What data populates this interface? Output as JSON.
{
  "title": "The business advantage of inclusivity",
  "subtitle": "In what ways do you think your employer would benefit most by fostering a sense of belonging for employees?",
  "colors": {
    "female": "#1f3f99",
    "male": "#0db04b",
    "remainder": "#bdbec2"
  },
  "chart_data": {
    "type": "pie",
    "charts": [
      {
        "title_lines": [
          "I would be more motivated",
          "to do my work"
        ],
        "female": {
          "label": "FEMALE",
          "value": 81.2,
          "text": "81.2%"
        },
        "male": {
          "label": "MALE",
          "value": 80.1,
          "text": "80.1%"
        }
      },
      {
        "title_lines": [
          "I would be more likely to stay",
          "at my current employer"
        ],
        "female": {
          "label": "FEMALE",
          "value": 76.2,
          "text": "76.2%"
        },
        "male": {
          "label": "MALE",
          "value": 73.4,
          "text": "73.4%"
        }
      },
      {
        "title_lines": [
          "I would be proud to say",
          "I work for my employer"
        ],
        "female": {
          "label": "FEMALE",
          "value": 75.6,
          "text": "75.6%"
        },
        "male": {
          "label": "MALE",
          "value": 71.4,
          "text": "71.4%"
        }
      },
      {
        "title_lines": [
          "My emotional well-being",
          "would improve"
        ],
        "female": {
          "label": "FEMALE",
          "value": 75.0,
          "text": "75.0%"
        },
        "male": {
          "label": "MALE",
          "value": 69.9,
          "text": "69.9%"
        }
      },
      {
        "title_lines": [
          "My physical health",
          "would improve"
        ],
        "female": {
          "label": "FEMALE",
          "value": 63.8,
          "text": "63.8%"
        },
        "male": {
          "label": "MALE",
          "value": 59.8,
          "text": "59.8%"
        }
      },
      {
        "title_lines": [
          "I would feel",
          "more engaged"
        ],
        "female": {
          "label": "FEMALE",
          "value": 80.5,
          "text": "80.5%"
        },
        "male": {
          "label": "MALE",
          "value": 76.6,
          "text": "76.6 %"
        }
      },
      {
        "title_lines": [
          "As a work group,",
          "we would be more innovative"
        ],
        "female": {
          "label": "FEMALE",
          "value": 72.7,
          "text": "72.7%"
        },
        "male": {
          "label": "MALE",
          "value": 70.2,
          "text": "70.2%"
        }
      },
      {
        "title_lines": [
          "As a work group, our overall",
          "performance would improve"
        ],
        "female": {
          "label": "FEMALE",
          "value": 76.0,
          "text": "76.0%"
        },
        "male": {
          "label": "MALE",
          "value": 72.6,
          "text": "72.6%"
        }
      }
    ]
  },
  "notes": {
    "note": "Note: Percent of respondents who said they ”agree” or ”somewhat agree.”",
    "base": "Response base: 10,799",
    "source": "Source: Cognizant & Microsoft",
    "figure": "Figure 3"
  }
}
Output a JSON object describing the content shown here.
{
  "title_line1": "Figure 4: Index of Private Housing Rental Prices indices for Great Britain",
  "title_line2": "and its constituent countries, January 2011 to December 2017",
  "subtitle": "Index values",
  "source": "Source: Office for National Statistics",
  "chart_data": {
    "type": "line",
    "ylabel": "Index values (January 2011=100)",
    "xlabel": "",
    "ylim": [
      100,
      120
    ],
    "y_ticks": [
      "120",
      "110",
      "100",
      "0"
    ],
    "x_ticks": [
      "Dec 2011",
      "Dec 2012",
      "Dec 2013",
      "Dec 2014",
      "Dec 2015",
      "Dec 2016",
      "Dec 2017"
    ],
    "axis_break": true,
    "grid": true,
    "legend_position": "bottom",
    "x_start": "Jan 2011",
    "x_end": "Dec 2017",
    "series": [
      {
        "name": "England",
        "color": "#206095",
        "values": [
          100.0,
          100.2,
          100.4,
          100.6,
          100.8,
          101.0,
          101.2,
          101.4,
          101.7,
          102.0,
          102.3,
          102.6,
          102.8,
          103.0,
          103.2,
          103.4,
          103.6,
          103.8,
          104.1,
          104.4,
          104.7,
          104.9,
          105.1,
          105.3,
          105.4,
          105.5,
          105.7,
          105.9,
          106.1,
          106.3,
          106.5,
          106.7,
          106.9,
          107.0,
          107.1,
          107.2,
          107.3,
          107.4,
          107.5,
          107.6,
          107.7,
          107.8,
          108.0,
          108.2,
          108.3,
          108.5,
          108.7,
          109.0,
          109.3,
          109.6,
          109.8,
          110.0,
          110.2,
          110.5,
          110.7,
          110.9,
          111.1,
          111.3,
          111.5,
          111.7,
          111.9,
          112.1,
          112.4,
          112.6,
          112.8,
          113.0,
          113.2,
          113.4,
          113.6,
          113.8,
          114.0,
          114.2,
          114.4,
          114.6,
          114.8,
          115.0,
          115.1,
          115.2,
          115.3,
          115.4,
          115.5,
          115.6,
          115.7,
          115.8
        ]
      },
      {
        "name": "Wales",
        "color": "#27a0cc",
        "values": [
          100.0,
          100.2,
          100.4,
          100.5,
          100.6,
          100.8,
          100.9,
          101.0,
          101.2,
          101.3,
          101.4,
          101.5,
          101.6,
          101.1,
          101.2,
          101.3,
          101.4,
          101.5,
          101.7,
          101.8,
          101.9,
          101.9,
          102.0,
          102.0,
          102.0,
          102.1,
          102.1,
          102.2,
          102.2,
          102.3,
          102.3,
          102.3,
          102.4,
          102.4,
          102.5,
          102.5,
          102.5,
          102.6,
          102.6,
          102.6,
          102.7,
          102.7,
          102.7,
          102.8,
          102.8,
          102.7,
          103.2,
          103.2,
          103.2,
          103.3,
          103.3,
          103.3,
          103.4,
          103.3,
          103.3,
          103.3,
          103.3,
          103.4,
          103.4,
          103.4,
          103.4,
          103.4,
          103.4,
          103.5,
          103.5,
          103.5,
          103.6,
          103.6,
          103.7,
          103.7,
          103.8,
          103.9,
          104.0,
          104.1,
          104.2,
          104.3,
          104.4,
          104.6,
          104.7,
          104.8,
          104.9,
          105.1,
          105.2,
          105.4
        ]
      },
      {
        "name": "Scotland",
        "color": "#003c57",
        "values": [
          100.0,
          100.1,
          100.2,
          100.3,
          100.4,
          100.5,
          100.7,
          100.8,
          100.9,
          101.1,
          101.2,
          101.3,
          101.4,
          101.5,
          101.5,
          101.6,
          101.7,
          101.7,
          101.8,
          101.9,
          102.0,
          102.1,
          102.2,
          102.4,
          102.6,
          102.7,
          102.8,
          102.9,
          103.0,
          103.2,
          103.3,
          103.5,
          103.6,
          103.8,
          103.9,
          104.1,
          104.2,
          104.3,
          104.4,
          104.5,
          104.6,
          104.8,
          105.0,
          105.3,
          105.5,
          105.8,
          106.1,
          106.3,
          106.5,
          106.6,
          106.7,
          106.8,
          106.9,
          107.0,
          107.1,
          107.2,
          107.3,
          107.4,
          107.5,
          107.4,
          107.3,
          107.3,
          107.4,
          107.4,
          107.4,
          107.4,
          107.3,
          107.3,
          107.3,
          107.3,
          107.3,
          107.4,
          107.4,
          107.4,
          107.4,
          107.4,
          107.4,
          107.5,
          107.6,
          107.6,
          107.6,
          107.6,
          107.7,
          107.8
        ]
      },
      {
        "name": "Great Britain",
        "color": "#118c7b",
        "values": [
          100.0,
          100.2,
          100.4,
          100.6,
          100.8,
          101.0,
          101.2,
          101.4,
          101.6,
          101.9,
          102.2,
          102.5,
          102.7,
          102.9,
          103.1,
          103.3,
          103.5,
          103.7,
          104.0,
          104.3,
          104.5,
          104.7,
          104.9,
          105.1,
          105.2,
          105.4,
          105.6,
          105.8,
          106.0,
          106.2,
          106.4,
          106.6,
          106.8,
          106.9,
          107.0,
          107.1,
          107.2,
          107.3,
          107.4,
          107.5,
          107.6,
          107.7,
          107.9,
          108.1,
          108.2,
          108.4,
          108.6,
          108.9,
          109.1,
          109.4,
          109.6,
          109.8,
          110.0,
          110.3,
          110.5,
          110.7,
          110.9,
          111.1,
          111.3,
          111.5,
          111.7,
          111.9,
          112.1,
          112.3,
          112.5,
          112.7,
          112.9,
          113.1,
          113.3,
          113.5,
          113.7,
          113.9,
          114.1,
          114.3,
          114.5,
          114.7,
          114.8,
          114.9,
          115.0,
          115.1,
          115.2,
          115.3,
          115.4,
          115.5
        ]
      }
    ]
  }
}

▶ WORK INSTRUCTIONS:
Report back each line of the entries that holds the string "would".

▶ RESULT OF THE TASK:
  "subtitle": "In what ways do you think your employer would benefit most by fostering a sense of belonging for employees?",
          "I would be more motivated",
          "I would be more likely to stay",
          "I would be proud to say",
          "would improve"
          "would improve"
          "I would feel",
          "we would be more innovative"
          "performance would improve"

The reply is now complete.